* [TO BE DONE]: Below are some records; return each one exactly.
## BEGIN
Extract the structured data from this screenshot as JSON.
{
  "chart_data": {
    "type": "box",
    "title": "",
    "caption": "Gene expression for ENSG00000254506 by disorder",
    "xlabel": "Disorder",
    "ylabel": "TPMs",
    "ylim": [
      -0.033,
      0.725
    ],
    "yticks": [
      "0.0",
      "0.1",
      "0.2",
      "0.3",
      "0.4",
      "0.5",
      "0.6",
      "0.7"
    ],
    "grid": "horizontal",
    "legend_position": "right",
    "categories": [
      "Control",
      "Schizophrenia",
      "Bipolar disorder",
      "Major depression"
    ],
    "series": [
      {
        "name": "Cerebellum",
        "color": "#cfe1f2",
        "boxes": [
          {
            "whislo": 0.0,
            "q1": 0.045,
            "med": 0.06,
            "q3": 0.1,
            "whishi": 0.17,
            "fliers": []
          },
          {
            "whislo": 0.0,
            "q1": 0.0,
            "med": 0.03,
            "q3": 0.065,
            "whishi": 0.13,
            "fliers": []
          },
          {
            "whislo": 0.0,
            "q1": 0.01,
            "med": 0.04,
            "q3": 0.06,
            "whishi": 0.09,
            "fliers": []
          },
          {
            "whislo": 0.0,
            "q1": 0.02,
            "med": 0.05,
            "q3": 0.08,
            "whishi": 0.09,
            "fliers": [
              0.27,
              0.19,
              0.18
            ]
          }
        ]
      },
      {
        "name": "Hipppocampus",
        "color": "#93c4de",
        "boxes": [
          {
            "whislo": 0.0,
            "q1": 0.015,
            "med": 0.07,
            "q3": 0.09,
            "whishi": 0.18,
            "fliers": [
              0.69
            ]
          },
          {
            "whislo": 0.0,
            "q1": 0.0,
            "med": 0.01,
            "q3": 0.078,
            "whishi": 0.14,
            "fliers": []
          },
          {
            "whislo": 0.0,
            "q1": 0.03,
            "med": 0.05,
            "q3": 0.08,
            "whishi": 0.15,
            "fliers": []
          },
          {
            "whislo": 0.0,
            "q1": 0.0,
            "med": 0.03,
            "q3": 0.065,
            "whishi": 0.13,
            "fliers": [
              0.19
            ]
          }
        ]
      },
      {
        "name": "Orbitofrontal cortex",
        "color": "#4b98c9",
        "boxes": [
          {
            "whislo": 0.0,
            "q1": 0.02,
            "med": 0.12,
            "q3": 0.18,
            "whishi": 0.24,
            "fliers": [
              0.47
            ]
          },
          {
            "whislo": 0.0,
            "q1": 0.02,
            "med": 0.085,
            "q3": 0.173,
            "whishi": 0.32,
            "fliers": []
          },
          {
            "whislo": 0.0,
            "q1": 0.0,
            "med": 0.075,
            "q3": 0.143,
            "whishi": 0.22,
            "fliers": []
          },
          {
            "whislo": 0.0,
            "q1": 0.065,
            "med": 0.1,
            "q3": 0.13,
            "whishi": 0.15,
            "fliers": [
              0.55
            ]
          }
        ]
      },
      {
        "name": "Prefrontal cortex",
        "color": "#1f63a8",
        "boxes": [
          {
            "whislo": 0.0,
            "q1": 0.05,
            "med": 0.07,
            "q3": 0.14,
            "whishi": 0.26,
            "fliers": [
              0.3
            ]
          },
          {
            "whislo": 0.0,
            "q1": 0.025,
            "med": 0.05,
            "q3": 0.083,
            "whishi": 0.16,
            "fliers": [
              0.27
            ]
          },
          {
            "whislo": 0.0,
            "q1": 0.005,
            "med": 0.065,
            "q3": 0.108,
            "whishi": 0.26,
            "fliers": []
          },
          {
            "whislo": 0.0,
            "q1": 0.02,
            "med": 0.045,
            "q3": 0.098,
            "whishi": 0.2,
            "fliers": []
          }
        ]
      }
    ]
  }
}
## END
* [TASK RESULT]:
Extract the structured data from this screenshot as JSON.
{
  "chart_data": {
    "type": "box",
    "title": "",
    "caption": "Gene expression for ENSG00000254506 by disorder",
    "xlabel": "Disorder",
    "ylabel": "TPMs",
    "ylim": [
      -0.033,
      0.725
    ],
    "yticks": [
      "0.0",
      "0.1",
      "0.2",
      "0.3",
      "0.4",
      "0.5",
      "0.6",
      "0.7"
    ],
    "grid": "horizontal",
    "legend_position": "right",
    "categories": [
      "Control",
      "Schizophrenia",
      "Bipolar disorder",
      "Major depression"
    ],
    "series": [
      {
        "name": "Cerebellum",
        "color": "#cfe1f2",
        "boxes": [
          {
            "whislo": 0.0,
            "q1": 0.045,
            "med": 0.06,
            "q3": 0.1,
            "whishi": 0.17,
            "fliers": []
          },
          {
            "whislo": 0.0,
            "q1": 0.0,
            "med": 0.03,
            "q3": 0.065,
            "whishi": 0.13,
            "fliers": []
          },
          {
            "whislo": 0.0,
            "q1": 0.01,
            "med": 0.04,
            "q3": 0.06,
            "whishi": 0.09,
            "fliers": []
          },
          {
            "whislo": 0.0,
            "q1": 0.02,
            "med": 0.05,
            "q3": 0.08,
            "whishi": 0.09,
            "fliers": [
              0.27,
              0.19,
              0.18
            ]
          }
        ]
      },
      {
        "name": "Hipppocampus",
        "color": "#93c4de",
        "boxes": [
          {
            "whislo": 0.0,
            "q1": 0.015,
            "med": 0.07,
            "q3": 0.09,
            "whishi": 0.18,
            "fliers": [
              0.69
            ]
          },
          {
            "whislo": 0.0,
            "q1": 0.0,
            "med": 0.01,
            "q3": 0.078,
            "whishi": 0.14,
            "fliers": []
          },
          {
            "whislo": 0.0,
            "q1": 0.03,
            "med": 0.05,
            "q3": 0.08,
            "whishi": 0.15,
            "fliers": []
          },
          {
            "whislo": 0.0,
            "q1": 0.0,
            "med": 0.03,
            "q3": 0.065,
            "whishi": 0.13,
            "fliers": [
              0.19
            ]
          }
        ]
      },
      {
        "name": "Orbitofrontal cortex",
        "color": "#4b98c9",
        "boxes": [
          {
            "whislo": 0.0,
            "q1": 0.02,
            "med": 0.12,
            "q3": 0.18,
            "whishi": 0.24,
            "fliers": [
              0.47
            ]
          },
          {
            "whislo": 0.0,
            "q1": 0.02,
            "med": 0.085,
            "q3": 0.173,
            "whishi": 0.32,
            "fliers": []
          },
          {
            "whislo": 0.0,
            "q1": 0.0,
            "med": 0.075,
            "q3": 0.143,
            "whishi": 0.22,
            "fliers": []
          },
          {
            "whislo": 0.0,
            "q1": 0.065,
            "med": 0.1,
            "q3": 0.13,
            "whishi": 0.15,
            "fliers": [
              0.55
            ]
          }
        ]
      },
      {
        "name": "Prefrontal cortex",
        "color": "#1f63a8",
        "boxes": [
          {
            "whislo": 0.0,
            "q1": 0.05,
            "med": 0.07,
            "q3": 0.14,
            "whishi": 0.26,
            "fliers": [
              0.3
            ]
          },
          {
            "whislo": 0.0,
            "q1": 0.025,
            "med": 0.05,
            "q3": 0.083,
            "whishi": 0.16,
            "fliers": [
              0.27
            ]
          },
          {
            "whislo": 0.0,
            "q1": 0.005,
            "med": 0.065,
            "q3": 0.108,
            "whishi": 0.26,
            "fliers": []
          },
          {
            "whislo": 0.0,
            "q1": 0.02,
            "med": 0.045,
            "q3": 0.098,
            "whishi": 0.2,
            "fliers": []
          }
        ]
      }
    ]
  }
}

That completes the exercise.